··· Passage shown

Outcome

Keanu Reeves and Jonah Hill

Jonah Hill's Outcome is a toothless Hollywood satire destined for obscurity. Keanu Reeves stars as Reef Hawk, a top flight Tinseltown star returning to his career after a five year hiatus brought on by various addictions. As part of his rehabilitation, Hawk is making amends to figures from his past who he has let down, ranging from his mother (a game Susan Lucci) to his first manager (Martin Scorsese). However, his comeback is threatened when Hawk is blackmailed by someone who has got a hold of a compromising video from his past.

······
··· Raw data

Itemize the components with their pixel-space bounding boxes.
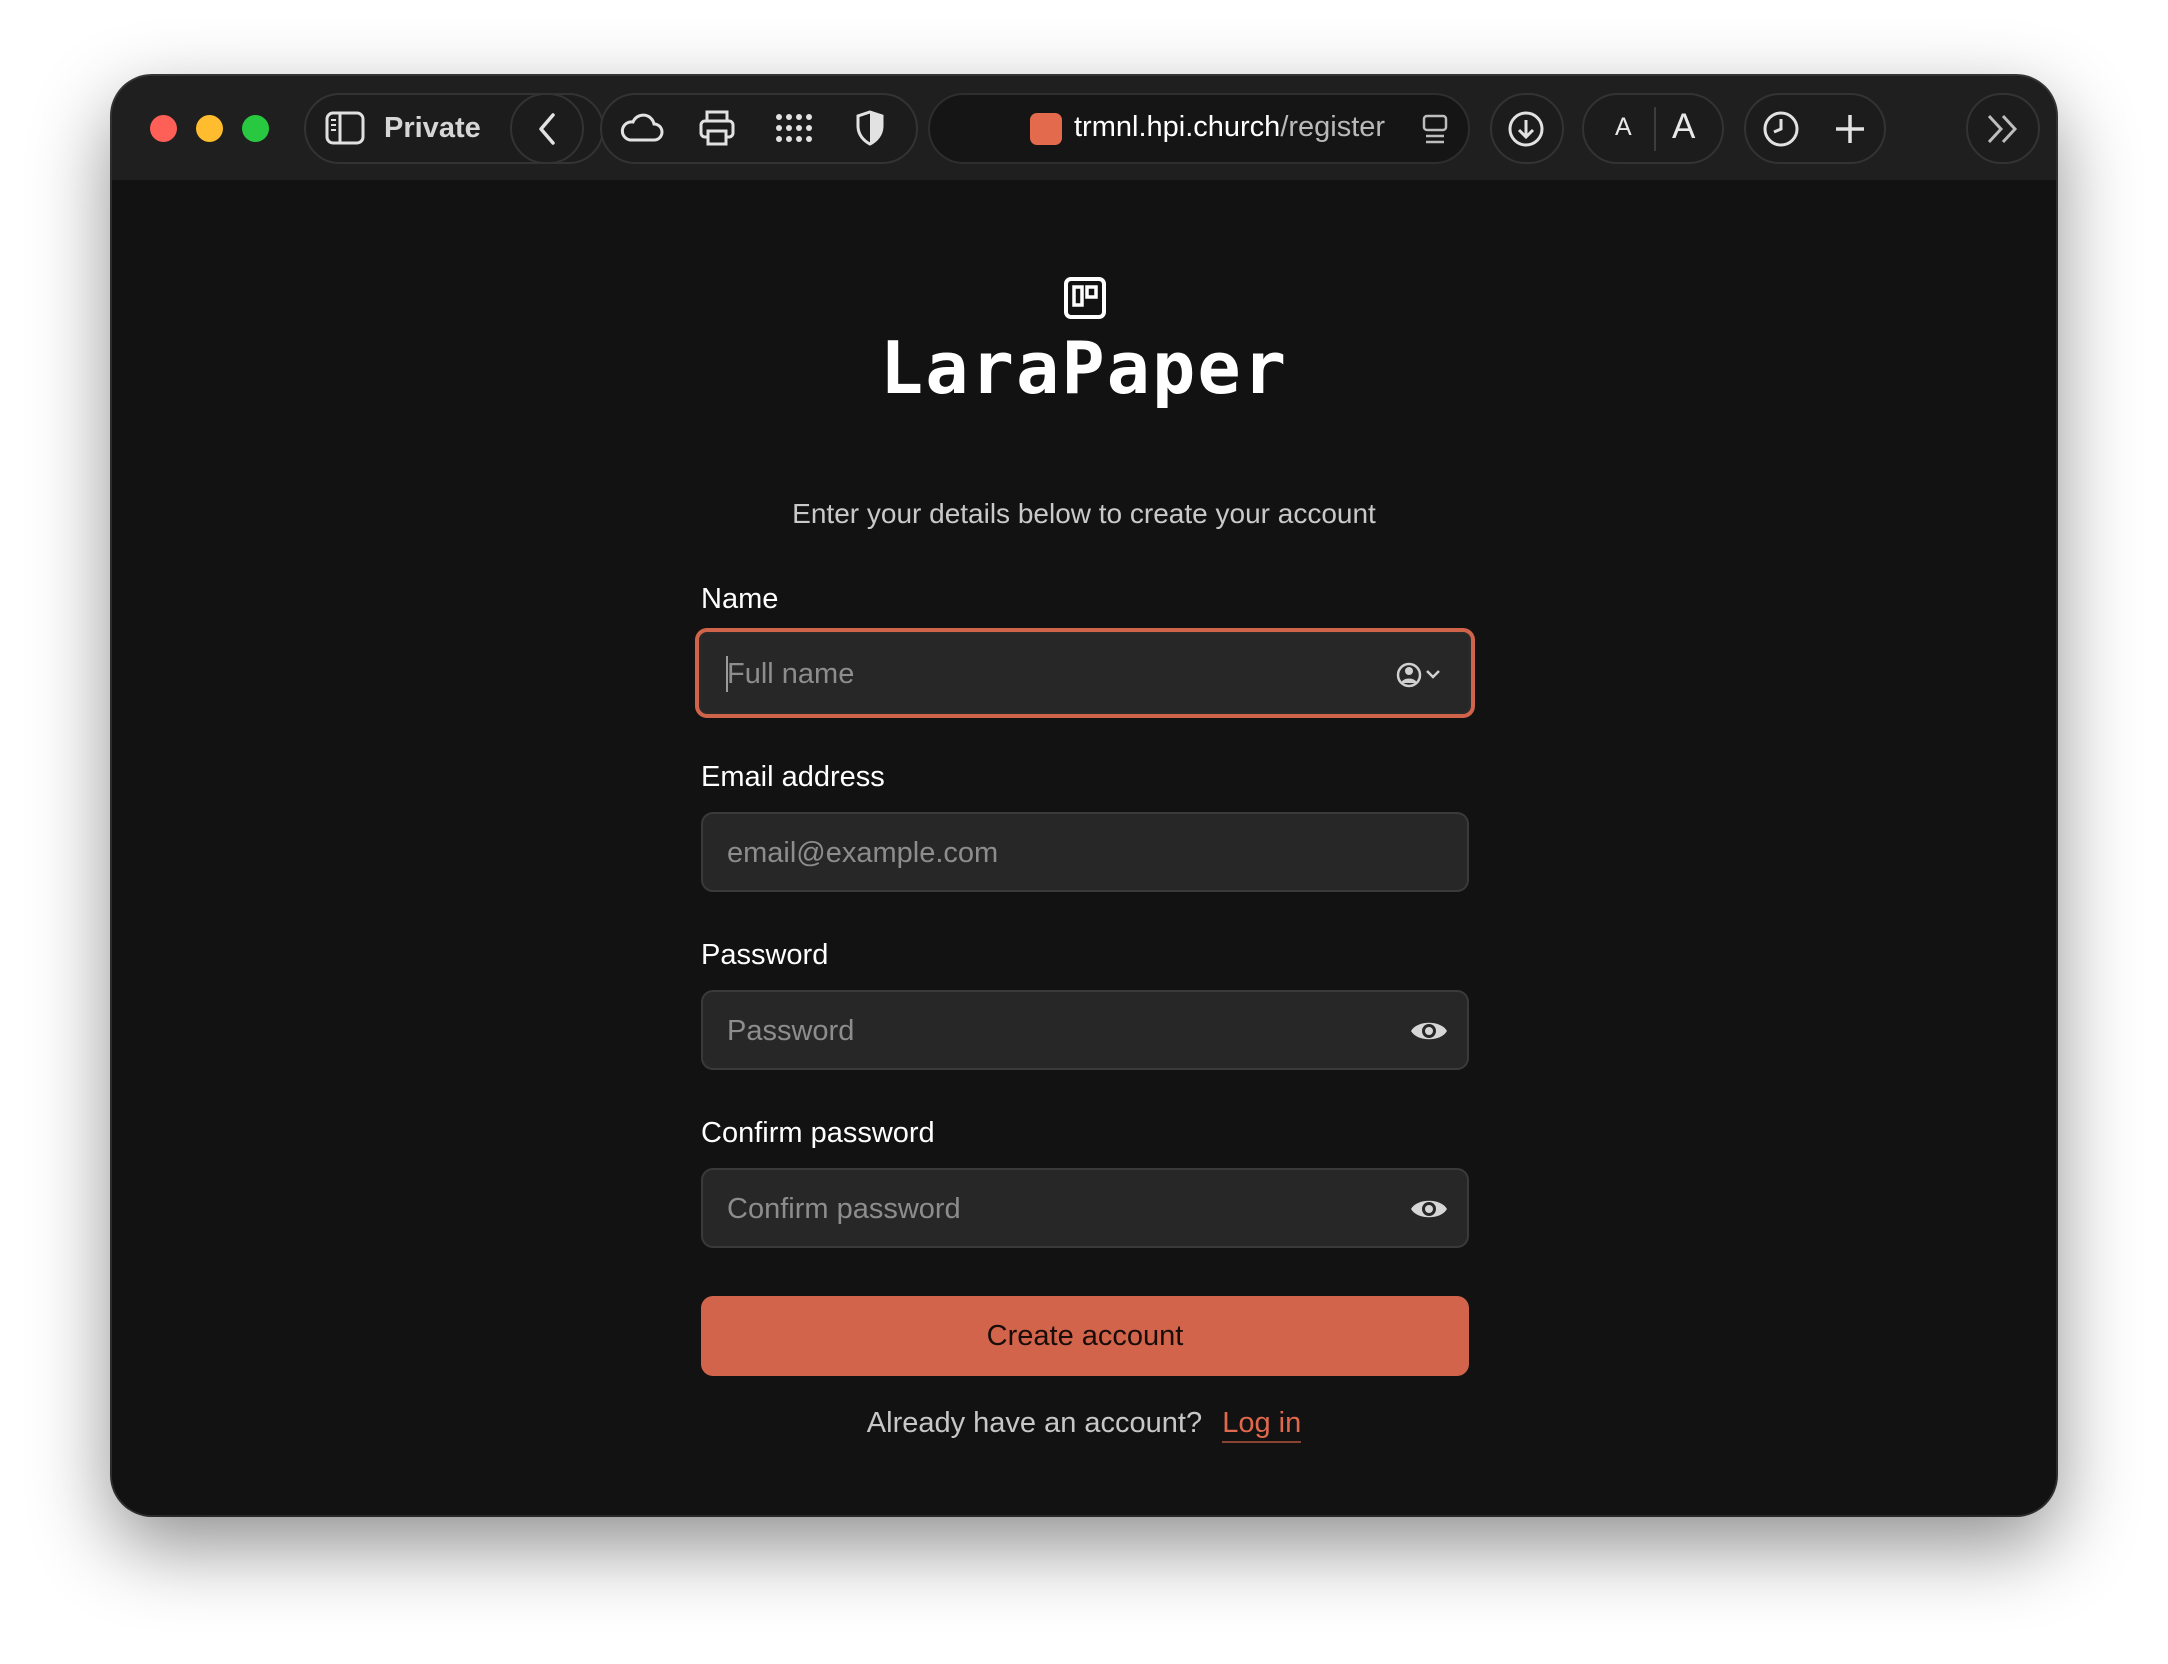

······

Request 1
In the Outcome review, who plays Hawk's first manager?
Request 2
List every real person named in the Outcome review. Leave out the character Reef Hawk.
Request 3
Rewrite the Outcome review from "Jonah Hill's Outcome" up to and including "from his past.", swapping "hiatus" for "break".
Answer using only the Outcome review.

Correct result 1
Martin Scorsese

Correct result 2
Keanu Reeves, Jonah Hill, Susan Lucci, Martin Scorsese

Correct result 3
Jonah Hill's Outcome is a toothless Hollywood satire destined for obscurity. Keanu Reeves stars as Reef Hawk, a top flight Tinseltown star returning to his career after a five year break brought on by various addictions. As part of his rehabilitation, Hawk is making amends to figures from his past who he has let down, ranging from his mother (a game Susan Lucci) to his first manager (Martin Scorsese). However, his comeback is threatened when Hawk is blackmailed by someone who has got a hold of a compromising video from his past.